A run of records
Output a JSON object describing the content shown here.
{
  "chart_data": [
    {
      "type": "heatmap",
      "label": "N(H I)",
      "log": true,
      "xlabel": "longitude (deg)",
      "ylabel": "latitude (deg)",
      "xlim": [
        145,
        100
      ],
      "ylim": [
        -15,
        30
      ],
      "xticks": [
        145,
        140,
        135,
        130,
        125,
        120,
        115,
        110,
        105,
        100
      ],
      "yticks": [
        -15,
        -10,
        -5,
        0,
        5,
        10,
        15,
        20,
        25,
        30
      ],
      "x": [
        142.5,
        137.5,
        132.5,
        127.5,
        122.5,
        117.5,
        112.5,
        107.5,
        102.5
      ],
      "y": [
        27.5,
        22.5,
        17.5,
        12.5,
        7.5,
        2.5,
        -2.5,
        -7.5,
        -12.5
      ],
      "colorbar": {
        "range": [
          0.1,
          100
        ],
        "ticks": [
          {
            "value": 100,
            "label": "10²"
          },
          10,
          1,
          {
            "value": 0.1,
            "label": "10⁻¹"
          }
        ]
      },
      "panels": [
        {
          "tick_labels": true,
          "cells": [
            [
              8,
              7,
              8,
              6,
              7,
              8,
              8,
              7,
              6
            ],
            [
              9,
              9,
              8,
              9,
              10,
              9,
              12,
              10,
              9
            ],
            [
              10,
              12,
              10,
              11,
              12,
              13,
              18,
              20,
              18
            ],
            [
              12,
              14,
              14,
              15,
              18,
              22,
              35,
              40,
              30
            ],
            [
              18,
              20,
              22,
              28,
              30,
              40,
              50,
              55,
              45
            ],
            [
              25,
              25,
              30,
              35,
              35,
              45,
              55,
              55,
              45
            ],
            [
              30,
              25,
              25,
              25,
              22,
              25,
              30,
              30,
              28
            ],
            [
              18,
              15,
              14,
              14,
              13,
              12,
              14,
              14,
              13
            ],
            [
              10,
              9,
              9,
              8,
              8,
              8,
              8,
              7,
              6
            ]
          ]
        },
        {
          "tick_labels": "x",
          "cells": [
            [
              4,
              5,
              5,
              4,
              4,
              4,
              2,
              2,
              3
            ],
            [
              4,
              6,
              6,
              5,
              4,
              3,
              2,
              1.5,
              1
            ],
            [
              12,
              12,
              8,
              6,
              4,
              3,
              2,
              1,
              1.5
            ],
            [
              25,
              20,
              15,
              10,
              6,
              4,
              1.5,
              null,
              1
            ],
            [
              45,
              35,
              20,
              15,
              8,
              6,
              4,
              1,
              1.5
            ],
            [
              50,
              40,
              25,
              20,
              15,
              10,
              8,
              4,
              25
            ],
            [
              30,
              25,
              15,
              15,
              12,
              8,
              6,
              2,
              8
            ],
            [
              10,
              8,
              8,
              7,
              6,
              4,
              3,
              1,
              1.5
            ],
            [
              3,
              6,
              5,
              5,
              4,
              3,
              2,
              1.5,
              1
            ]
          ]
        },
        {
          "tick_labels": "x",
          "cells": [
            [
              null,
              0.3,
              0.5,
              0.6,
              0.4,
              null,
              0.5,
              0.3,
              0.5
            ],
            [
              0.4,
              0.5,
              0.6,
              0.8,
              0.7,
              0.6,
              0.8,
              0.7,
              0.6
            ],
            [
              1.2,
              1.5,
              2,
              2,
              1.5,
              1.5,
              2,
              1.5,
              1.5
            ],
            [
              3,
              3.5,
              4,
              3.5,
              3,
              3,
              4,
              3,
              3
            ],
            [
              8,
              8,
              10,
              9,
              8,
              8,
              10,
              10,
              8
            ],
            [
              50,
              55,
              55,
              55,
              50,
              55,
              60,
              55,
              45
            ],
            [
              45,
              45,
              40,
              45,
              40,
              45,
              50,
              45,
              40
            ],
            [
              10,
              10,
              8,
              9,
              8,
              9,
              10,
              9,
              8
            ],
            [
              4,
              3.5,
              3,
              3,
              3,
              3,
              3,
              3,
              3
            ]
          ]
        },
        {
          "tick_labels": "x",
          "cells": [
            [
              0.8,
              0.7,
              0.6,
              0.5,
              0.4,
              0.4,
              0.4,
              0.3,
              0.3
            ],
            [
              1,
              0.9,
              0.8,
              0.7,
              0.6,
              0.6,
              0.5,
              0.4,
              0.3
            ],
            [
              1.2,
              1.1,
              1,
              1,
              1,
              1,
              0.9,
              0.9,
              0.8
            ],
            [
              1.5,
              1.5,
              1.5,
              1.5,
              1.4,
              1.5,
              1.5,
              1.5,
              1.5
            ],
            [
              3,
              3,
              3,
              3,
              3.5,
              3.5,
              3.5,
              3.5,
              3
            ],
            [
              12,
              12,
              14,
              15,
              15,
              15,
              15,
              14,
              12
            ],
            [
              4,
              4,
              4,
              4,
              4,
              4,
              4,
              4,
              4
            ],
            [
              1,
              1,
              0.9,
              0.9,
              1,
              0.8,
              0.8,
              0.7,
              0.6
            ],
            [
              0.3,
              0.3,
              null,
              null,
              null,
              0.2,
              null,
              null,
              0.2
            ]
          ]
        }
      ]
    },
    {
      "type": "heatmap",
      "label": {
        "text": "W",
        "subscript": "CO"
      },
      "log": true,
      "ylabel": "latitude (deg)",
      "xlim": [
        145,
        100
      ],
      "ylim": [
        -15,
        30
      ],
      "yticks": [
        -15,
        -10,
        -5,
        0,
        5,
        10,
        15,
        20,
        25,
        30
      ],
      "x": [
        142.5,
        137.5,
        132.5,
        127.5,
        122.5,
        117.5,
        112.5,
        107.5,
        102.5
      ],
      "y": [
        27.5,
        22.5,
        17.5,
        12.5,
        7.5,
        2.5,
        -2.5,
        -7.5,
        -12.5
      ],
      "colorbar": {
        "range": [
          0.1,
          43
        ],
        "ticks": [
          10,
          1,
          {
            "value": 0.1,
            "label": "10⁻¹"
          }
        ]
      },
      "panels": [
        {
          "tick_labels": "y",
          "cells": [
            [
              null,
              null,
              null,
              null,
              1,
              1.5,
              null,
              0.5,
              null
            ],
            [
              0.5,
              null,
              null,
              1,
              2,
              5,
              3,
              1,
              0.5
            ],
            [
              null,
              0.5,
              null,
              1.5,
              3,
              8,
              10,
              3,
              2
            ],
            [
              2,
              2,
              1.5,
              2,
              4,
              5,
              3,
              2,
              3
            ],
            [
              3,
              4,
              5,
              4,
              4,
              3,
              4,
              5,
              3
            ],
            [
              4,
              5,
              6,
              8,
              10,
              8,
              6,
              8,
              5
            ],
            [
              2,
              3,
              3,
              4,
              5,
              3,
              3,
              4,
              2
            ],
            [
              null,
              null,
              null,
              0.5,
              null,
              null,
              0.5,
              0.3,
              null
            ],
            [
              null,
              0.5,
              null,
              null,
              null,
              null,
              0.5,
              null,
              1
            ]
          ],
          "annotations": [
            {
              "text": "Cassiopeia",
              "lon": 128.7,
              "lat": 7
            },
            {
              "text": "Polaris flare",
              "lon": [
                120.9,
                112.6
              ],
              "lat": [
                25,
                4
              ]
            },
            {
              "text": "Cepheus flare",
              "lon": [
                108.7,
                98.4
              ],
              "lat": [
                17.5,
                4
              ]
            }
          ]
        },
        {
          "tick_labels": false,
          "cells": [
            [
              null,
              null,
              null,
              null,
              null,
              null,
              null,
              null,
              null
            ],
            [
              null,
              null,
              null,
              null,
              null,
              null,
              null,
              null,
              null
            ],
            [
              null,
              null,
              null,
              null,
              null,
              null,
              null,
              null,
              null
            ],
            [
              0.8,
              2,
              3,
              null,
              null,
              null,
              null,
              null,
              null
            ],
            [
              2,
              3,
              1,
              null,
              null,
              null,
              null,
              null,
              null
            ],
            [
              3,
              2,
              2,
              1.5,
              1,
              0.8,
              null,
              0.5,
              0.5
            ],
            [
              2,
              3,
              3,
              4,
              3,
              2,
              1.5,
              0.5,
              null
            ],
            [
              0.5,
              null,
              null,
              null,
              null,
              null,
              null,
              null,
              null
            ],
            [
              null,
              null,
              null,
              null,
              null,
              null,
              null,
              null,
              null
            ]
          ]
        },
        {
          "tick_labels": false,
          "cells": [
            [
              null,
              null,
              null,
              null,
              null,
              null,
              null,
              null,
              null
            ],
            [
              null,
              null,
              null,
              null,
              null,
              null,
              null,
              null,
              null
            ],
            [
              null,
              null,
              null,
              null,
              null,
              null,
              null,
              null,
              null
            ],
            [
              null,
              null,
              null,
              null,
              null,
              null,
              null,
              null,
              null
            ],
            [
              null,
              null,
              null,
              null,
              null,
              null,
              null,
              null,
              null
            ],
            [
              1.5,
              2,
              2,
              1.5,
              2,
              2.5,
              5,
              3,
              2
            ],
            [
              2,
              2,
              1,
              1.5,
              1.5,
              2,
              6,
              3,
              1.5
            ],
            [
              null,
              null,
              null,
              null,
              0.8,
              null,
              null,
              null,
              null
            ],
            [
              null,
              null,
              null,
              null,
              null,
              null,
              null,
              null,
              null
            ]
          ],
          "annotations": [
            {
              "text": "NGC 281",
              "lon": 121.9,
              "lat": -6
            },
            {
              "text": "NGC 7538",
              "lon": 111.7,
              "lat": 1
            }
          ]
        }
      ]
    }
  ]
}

WHAT TO DO -> List all lines holding the string "flare".

SOLVED EXERCISE ->
              "text": "Polaris flare",
              "text": "Cepheus flare",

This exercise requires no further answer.